Stated goal — Print the listing below in its entirety, character for character.
>> start
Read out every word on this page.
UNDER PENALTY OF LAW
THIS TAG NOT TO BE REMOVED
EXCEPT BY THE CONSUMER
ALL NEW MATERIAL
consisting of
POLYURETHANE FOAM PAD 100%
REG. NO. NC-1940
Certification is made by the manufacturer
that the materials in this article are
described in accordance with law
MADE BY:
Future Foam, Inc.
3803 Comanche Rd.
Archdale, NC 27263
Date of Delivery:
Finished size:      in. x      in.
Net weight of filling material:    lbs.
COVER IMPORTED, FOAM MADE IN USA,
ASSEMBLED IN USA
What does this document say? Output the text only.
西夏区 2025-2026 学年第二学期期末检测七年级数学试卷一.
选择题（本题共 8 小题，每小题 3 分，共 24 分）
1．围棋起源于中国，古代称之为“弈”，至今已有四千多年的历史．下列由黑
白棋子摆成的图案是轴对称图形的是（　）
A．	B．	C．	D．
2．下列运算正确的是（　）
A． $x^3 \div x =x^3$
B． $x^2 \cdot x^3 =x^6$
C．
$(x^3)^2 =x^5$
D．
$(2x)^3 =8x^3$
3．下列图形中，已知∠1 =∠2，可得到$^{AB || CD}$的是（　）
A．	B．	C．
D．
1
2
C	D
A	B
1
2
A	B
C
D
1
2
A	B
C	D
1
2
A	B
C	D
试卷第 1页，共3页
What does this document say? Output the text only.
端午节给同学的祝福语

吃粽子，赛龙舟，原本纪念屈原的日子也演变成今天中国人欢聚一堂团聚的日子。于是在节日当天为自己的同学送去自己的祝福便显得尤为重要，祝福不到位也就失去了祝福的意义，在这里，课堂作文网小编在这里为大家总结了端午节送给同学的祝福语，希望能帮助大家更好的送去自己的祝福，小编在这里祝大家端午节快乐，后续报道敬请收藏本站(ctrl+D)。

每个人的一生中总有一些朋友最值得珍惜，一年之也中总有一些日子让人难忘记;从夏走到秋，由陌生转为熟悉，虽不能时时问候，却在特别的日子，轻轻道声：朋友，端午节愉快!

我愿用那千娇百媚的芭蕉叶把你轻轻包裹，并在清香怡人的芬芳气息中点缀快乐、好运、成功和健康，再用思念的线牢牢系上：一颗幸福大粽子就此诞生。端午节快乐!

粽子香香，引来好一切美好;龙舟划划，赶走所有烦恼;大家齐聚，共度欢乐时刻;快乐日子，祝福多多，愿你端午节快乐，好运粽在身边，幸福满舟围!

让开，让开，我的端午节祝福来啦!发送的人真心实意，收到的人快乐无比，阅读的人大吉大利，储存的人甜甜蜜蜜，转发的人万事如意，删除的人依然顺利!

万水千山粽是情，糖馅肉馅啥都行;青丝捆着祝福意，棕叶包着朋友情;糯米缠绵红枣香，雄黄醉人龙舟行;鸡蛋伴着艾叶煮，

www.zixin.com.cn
>> end
Final result —
Read out every word on this page.
UNDER PENALTY OF LAW
THIS TAG NOT TO BE REMOVED
EXCEPT BY THE CONSUMER
ALL NEW MATERIAL
consisting of
POLYURETHANE FOAM PAD 100%
REG. NO. NC-1940
Certification is made by the manufacturer
that the materials in this article are
described in accordance with law
MADE BY:
Future Foam, Inc.
3803 Comanche Rd.
Archdale, NC 27263
Date of Delivery:
Finished size:      in. x      in.
Net weight of filling material:    lbs.
COVER IMPORTED, FOAM MADE IN USA,
ASSEMBLED IN USA
What does this document say? Output the text only.
西夏区 2025-2026 学年第二学期期末检测七年级数学试卷一.
选择题（本题共 8 小题，每小题 3 分，共 24 分）
1．围棋起源于中国，古代称之为“弈”，至今已有四千多年的历史．下列由黑
白棋子摆成的图案是轴对称图形的是（　）
A．	B．	C．	D．
2．下列运算正确的是（　）
A． $x^3 \div x =x^3$
B． $x^2 \cdot x^3 =x^6$
C．
$(x^3)^2 =x^5$
D．
$(2x)^3 =8x^3$
3．下列图形中，已知∠1 =∠2，可得到$^{AB || CD}$的是（　）
A．	B．	C．
D．
1
2
C	D
A	B
1
2
A	B
C
D
1
2
A	B
C	D
1
2
A	B
C	D
试卷第 1页，共3页
What does this document say? Output the text only.
端午节给同学的祝福语

吃粽子，赛龙舟，原本纪念屈原的日子也演变成今天中国人欢聚一堂团聚的日子。于是在节日当天为自己的同学送去自己的祝福便显得尤为重要，祝福不到位也就失去了祝福的意义，在这里，课堂作文网小编在这里为大家总结了端午节送给同学的祝福语，希望能帮助大家更好的送去自己的祝福，小编在这里祝大家端午节快乐，后续报道敬请收藏本站(ctrl+D)。

每个人的一生中总有一些朋友最值得珍惜，一年之也中总有一些日子让人难忘记;从夏走到秋，由陌生转为熟悉，虽不能时时问候，却在特别的日子，轻轻道声：朋友，端午节愉快!

我愿用那千娇百媚的芭蕉叶把你轻轻包裹，并在清香怡人的芬芳气息中点缀快乐、好运、成功和健康，再用思念的线牢牢系上：一颗幸福大粽子就此诞生。端午节快乐!

粽子香香，引来好一切美好;龙舟划划，赶走所有烦恼;大家齐聚，共度欢乐时刻;快乐日子，祝福多多，愿你端午节快乐，好运粽在身边，幸福满舟围!

让开，让开，我的端午节祝福来啦!发送的人真心实意，收到的人快乐无比，阅读的人大吉大利，储存的人甜甜蜜蜜，转发的人万事如意，删除的人依然顺利!

万水千山粽是情，糖馅肉馅啥都行;青丝捆着祝福意，棕叶包着朋友情;糯米缠绵红枣香，雄黄醉人龙舟行;鸡蛋伴着艾叶煮，

www.zixin.com.cn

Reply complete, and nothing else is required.